▸ Layout region entries:

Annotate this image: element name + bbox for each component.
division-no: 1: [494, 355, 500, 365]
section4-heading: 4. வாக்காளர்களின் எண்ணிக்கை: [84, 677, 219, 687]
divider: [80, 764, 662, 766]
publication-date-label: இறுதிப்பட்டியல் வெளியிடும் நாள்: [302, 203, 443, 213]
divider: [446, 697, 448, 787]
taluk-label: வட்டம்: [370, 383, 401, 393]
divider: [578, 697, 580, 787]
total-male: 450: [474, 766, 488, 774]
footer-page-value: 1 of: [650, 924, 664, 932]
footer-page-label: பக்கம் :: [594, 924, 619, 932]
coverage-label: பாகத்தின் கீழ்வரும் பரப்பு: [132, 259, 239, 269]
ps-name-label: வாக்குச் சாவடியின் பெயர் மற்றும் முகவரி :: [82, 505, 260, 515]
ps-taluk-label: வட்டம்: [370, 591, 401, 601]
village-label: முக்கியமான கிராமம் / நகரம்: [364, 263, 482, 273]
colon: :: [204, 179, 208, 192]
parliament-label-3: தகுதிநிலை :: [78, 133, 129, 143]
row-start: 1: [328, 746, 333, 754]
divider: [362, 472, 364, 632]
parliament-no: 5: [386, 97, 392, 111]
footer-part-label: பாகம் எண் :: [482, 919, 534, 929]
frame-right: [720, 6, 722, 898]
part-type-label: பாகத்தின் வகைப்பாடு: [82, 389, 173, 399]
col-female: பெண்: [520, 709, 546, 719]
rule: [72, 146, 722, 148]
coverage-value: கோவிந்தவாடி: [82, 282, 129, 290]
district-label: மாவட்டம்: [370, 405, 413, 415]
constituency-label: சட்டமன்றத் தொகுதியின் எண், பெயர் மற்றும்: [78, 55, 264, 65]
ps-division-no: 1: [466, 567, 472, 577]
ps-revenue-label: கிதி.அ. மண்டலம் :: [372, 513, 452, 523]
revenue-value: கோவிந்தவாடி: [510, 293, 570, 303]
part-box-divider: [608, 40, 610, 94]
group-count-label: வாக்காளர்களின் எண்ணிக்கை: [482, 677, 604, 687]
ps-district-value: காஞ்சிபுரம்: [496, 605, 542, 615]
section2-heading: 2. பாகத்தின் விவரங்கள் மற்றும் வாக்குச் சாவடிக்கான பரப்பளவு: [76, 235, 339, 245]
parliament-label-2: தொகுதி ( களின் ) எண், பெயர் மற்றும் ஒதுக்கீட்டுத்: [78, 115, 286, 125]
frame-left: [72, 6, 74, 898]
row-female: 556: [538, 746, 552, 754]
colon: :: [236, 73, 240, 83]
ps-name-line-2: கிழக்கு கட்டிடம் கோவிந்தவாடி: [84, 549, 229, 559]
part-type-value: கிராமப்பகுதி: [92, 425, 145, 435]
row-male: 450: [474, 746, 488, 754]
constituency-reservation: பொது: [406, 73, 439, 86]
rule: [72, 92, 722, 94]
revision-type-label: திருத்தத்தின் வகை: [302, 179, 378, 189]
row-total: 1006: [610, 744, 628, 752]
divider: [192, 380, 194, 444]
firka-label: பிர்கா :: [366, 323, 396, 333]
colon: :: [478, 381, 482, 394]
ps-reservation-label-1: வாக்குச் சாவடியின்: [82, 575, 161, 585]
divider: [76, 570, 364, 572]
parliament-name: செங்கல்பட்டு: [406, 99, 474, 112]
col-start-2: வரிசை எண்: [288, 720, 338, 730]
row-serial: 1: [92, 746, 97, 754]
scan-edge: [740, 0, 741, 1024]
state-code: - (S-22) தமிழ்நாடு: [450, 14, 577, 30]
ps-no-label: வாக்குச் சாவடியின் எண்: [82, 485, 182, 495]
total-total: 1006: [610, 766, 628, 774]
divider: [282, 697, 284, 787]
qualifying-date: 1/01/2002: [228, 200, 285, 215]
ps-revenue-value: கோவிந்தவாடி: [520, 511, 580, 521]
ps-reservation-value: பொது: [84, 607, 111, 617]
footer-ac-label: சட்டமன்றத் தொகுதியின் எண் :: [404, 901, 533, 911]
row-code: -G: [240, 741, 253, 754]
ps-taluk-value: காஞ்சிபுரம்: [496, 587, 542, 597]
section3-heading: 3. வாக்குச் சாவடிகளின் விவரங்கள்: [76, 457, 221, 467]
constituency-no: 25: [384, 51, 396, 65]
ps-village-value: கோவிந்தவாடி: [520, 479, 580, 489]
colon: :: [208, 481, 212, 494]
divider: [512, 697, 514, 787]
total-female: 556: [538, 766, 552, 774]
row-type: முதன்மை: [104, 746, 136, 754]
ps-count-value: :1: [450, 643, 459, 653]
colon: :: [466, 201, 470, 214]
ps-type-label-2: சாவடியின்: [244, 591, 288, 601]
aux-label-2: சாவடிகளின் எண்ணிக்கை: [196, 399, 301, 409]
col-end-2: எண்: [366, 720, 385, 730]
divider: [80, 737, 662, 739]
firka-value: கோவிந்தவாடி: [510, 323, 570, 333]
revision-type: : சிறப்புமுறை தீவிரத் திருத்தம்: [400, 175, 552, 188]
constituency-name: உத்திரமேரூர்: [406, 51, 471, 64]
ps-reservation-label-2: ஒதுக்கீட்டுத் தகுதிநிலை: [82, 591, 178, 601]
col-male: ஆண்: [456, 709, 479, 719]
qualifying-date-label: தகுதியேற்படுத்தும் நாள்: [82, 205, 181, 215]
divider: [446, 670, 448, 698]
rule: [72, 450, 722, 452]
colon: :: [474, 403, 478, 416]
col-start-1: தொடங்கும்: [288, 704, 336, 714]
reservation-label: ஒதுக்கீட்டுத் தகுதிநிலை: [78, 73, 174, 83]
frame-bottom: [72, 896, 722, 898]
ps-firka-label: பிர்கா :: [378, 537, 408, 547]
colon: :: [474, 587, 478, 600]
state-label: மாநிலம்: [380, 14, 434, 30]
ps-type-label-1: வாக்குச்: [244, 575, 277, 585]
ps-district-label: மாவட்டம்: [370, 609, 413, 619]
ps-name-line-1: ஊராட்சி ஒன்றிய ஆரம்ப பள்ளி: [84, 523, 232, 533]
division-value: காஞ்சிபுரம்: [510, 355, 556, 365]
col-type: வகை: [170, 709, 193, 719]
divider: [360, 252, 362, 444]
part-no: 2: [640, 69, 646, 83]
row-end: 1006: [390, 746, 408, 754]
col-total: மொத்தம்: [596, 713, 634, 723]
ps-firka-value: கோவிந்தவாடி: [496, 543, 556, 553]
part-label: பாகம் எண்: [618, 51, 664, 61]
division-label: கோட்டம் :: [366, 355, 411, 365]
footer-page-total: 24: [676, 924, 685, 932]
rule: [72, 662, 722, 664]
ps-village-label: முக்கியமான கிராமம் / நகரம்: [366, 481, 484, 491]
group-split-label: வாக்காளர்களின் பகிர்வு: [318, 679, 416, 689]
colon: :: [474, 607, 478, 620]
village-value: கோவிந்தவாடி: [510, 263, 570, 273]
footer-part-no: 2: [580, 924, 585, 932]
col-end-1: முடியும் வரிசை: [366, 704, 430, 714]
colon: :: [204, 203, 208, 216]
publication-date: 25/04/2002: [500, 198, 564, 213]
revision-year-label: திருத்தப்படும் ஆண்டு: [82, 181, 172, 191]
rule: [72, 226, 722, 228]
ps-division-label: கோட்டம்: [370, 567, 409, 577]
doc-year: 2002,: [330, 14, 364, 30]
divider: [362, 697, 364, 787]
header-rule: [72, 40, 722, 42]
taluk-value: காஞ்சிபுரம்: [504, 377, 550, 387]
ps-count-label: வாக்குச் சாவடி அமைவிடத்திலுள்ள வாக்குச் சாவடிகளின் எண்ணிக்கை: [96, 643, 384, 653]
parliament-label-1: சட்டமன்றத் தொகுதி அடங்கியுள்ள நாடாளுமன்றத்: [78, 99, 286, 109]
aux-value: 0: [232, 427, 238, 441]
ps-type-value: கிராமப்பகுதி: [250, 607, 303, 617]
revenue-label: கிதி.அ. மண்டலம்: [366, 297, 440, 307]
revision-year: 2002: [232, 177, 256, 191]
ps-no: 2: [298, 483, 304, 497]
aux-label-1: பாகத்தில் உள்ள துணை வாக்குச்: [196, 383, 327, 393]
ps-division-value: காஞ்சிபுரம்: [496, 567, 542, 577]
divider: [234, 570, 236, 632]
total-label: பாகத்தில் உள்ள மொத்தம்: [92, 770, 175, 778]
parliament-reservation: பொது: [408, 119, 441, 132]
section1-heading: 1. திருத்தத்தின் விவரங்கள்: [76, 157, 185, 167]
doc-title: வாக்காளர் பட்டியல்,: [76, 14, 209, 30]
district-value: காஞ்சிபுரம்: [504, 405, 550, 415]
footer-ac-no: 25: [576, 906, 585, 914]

▸ What the exercise asks: Reproduce the entries from the very first line through the line containing "publication-date-label: இறுதிப்பட்டியல் வெளியிடும்", including both of those lines.

▸ Task response:
Annotate this image: element name + bbox for each component.
division-no: 1: [494, 355, 500, 365]
section4-heading: 4. வாக்காளர்களின் எண்ணிக்கை: [84, 677, 219, 687]
divider: [80, 764, 662, 766]
publication-date-label: இறுதிப்பட்டியல் வெளியிடும் நாள்: [302, 203, 443, 213]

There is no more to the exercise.